[GIVEN PROBLEM]
Transcribe each line of the records below exactly, excluding any embedded images.

Extracted records
-=-=-

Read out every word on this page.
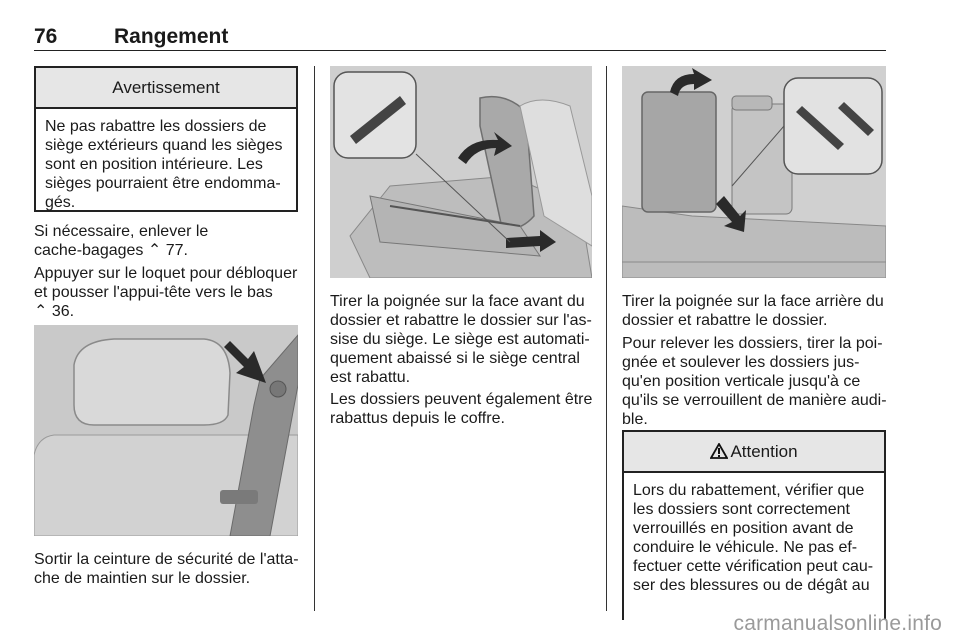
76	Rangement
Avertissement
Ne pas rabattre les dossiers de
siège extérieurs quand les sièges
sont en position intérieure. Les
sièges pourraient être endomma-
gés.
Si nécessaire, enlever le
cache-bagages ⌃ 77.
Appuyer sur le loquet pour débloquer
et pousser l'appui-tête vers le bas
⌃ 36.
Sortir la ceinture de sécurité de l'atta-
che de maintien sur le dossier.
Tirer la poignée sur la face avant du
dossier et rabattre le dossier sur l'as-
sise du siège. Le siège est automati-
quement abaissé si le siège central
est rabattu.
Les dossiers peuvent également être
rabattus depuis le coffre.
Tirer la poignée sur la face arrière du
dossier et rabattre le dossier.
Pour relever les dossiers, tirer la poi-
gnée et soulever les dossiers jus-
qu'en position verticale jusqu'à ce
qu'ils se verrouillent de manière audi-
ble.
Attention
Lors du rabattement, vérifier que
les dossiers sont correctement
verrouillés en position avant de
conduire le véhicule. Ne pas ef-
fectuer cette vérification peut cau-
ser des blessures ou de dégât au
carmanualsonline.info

-=-=-

[CORRECT RESPONSE]
Read out every word on this page.
76	Rangement
Avertissement
Ne pas rabattre les dossiers de
siège extérieurs quand les sièges
sont en position intérieure. Les
sièges pourraient être endomma-
gés.
Si nécessaire, enlever le
cache-bagages ⌃ 77.
Appuyer sur le loquet pour débloquer
et pousser l'appui-tête vers le bas
⌃ 36.
Sortir la ceinture de sécurité de l'atta-
che de maintien sur le dossier.
Tirer la poignée sur la face avant du
dossier et rabattre le dossier sur l'as-
sise du siège. Le siège est automati-
quement abaissé si le siège central
est rabattu.
Les dossiers peuvent également être
rabattus depuis le coffre.
Tirer la poignée sur la face arrière du
dossier et rabattre le dossier.
Pour relever les dossiers, tirer la poi-
gnée et soulever les dossiers jus-
qu'en position verticale jusqu'à ce
qu'ils se verrouillent de manière audi-
ble.
Attention
Lors du rabattement, vérifier que
les dossiers sont correctement
verrouillés en position avant de
conduire le véhicule. Ne pas ef-
fectuer cette vérification peut cau-
ser des blessures ou de dégât au
carmanualsonline.info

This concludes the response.